▸ Set problem: Go through the data below. List every line that holds the word "Қазақ".
-- START OF Records --
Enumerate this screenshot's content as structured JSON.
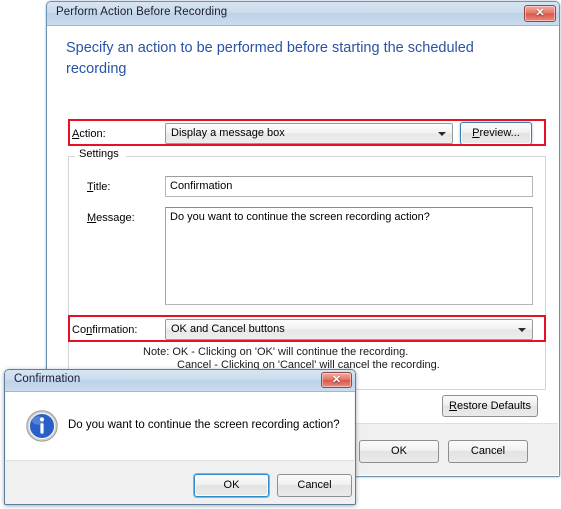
{
  "main_window": {
    "title": "Perform Action Before Recording",
    "close_icon": "close-icon",
    "heading": "Specify an action to be performed before starting the scheduled recording",
    "action_row": {
      "label_pre": "",
      "label_accel": "A",
      "label_post": "ction:",
      "combo_value": "Display a message box",
      "preview_button_pre": "",
      "preview_button_accel": "P",
      "preview_button_post": "review...",
      "highlight_color": "#e81123"
    },
    "settings_group": {
      "legend": "Settings",
      "title_field": {
        "label_accel": "T",
        "label_post": "itle:",
        "value": "Confirmation"
      },
      "message_field": {
        "label_accel": "M",
        "label_post": "essage:",
        "value": "Do you want to continue the screen recording action?"
      },
      "confirmation_field": {
        "label_pre": "Co",
        "label_accel": "n",
        "label_post": "firmation:",
        "value": "OK and Cancel buttons"
      },
      "note_line_1": "Note: OK - Clicking on 'OK' will continue the recording.",
      "note_line_2": "Cancel - Clicking on 'Cancel' will cancel the recording."
    },
    "restore_defaults_button": {
      "accel": "R",
      "post": "estore Defaults"
    },
    "ok_button": "OK",
    "cancel_button": "Cancel"
  },
  "confirmation_dialog": {
    "title": "Confirmation",
    "close_icon": "close-icon",
    "icon": "info-icon",
    "message": "Do you want to continue the screen recording action?",
    "ok_button": "OK",
    "cancel_button": "Cancel"
  }
}
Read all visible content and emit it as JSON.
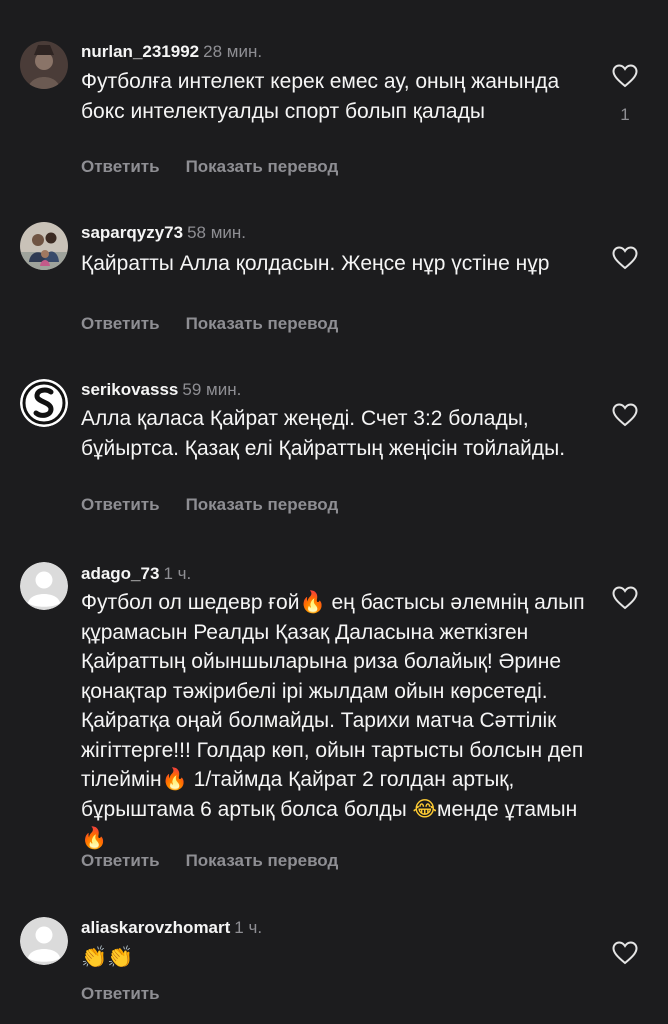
{
  "comments": [
    {
      "username": "nurlan_231992",
      "time": "28 мин.",
      "text": "Футболға интелект керек емес ау,  оның жанында бокс интелектуалды спорт болып қалады",
      "like_count": "1",
      "reply_label": "Ответить",
      "translate_label": "Показать перевод"
    },
    {
      "username": "saparqyzy73",
      "time": "58 мин.",
      "text": "Қайратты Алла қолдасын. Жеңсе нұр үстіне нұр",
      "reply_label": "Ответить",
      "translate_label": "Показать перевод"
    },
    {
      "username": "serikovasss",
      "time": "59 мин.",
      "text": "Алла қаласа Қайрат жеңеді. Счет 3:2 болады, бұйыртса. Қазақ елі Қайраттың жеңісін тойлайды.",
      "reply_label": "Ответить",
      "translate_label": "Показать перевод"
    },
    {
      "username": "adago_73",
      "time": "1 ч.",
      "text_parts": [
        "Футбол  ол шедевр ғой",
        "🔥",
        "  ең бастысы әлемнің алып құрамасын Реалды Қазақ Даласына жеткізген Қайраттың ойыншыларына риза болайық! Әрине қонақтар тәжірибелі ірі жылдам ойын көрсетеді. Қайратқа оңай болмайды. Тарихи матча Сәттілік жігіттерге!!! Голдар көп, ойын тартысты болсын деп тілеймін",
        "🔥",
        "  1/таймда Қайрат 2 голдан артық, бұрыштама 6 артық болса болды ",
        "😂",
        "менде ұтамын",
        "🔥"
      ],
      "reply_label": "Ответить",
      "translate_label": "Показать перевод"
    },
    {
      "username": "aliaskarovzhomart",
      "time": "1 ч.",
      "text": "👏👏",
      "reply_label": "Ответить"
    }
  ],
  "colors": {
    "background": "#1c1c1e",
    "text": "#f5f5f5",
    "secondary": "#8e8e93",
    "fire": "#ff6a00"
  },
  "icons": {
    "like": "heart-outline-icon",
    "default_avatar": "user-silhouette-icon"
  }
}
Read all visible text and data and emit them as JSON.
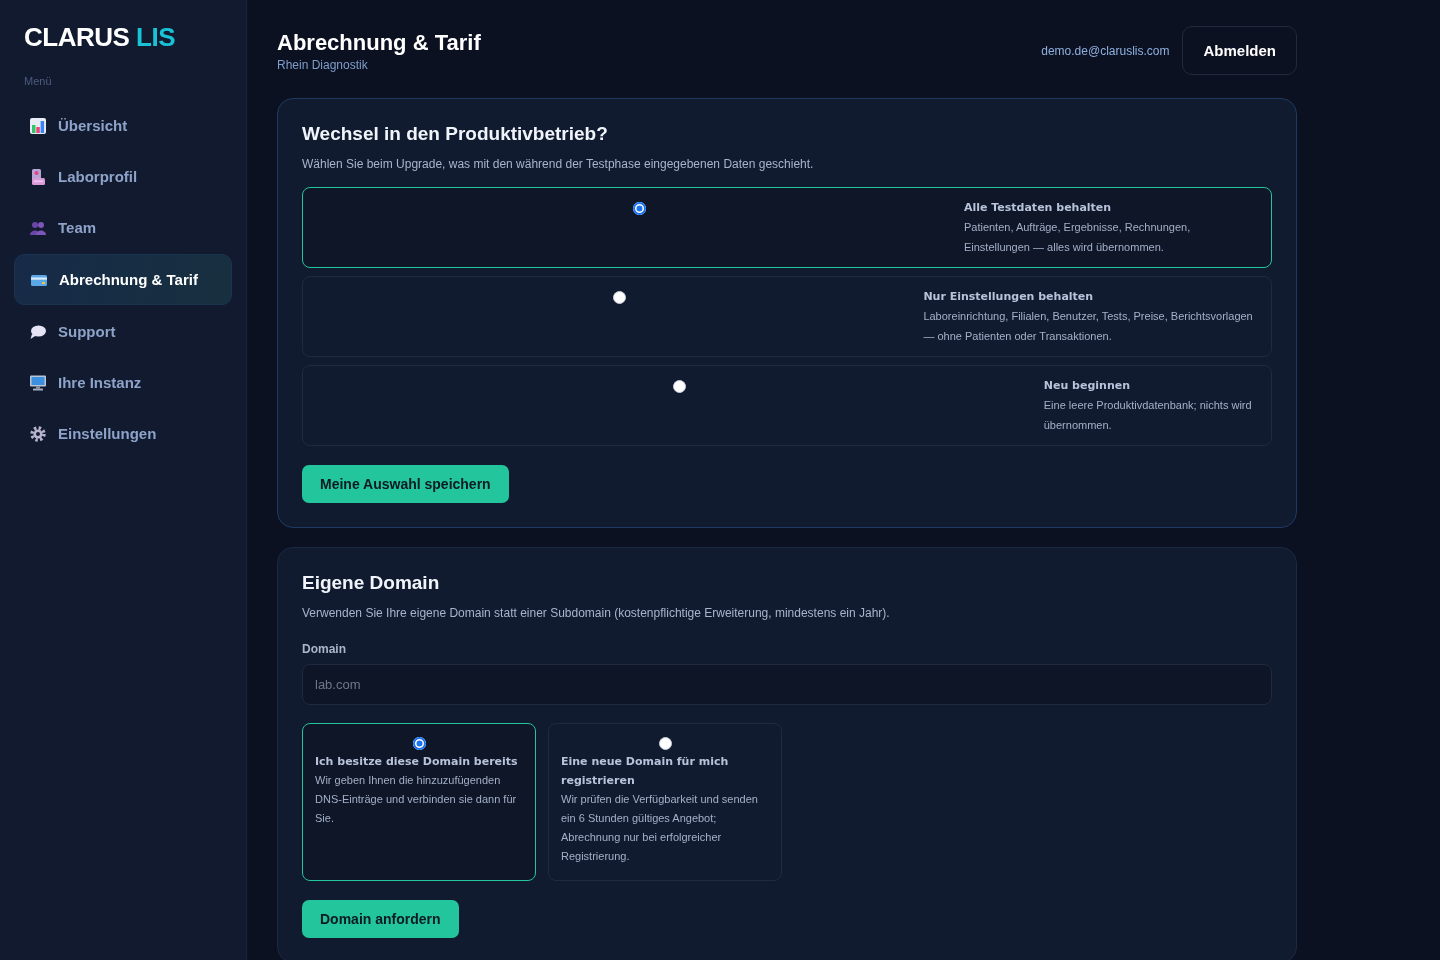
{
  "sidebar": {
    "logo": {
      "text": "CLARUS",
      "accent": "LIS"
    },
    "section_label": "Menü",
    "items": [
      {
        "label": "Übersicht",
        "selected": false
      },
      {
        "label": "Laborprofil",
        "selected": false
      },
      {
        "label": "Team",
        "selected": false
      },
      {
        "label": "Abrechnung & Tarif",
        "selected": true
      },
      {
        "label": "Support",
        "selected": false
      },
      {
        "label": "Ihre Instanz",
        "selected": false
      },
      {
        "label": "Einstellungen",
        "selected": false
      }
    ]
  },
  "header": {
    "title": "Abrechnung & Tarif",
    "subtitle": "Rhein Diagnostik",
    "email": "demo.de@claruslis.com",
    "logout_button": "Abmelden"
  },
  "upgrade_card": {
    "title": "Wechsel in den Produktivbetrieb?",
    "description": "Wählen Sie beim Upgrade, was mit den während der Testphase eingegebenen Daten geschieht.",
    "options": [
      {
        "title": "Alle Testdaten behalten",
        "description": "Patienten, Aufträge, Ergebnisse, Rechnungen, Einstellungen — alles wird übernommen.",
        "selected": true
      },
      {
        "title": "Nur Einstellungen behalten",
        "description": "Laboreinrichtung, Filialen, Benutzer, Tests, Preise, Berichtsvorlagen — ohne Patienten oder Transaktionen.",
        "selected": false
      },
      {
        "title": "Neu beginnen",
        "description": "Eine leere Produktivdatenbank; nichts wird übernommen.",
        "selected": false
      }
    ],
    "button": "Meine Auswahl speichern"
  },
  "domain_card": {
    "title": "Eigene Domain",
    "description": "Verwenden Sie Ihre eigene Domain statt einer Subdomain (kostenpflichtige Erweiterung, mindestens ein Jahr).",
    "field": {
      "label": "Domain",
      "placeholder": "lab.com"
    },
    "options": [
      {
        "title": "Ich besitze diese Domain bereits",
        "description": "Wir geben Ihnen die hinzuzufügenden DNS-Einträge und verbinden sie dann für Sie.",
        "selected": true
      },
      {
        "title": "Eine neue Domain für mich registrieren",
        "description": "Wir prüfen die Verfügbarkeit und senden ein 6 Stunden gültiges Angebot; Abrechnung nur bei erfolgreicher Registrierung.",
        "selected": false
      }
    ],
    "button": "Domain anfordern"
  }
}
-- END OF Records --
▸ Completed exercise:
      "text": "Алла қаласа Қайрат жеңеді. Счет 3:2 болады, бұйыртса. Қазақ елі Қайраттың жеңісін тойлайды.",
        "  ең бастысы әлемнің алып құрамасын Реалды Қазақ Даласына жеткізген Қайраттың ойыншыларына риза болайық! Әрине қонақтар тәжірибелі ірі жылдам ойын көрсетеді. Қайратқа оңай болмайды. Тарихи матча Сәттілік жігіттерге!!! Голдар көп, ойын тартысты болсын деп тілеймін",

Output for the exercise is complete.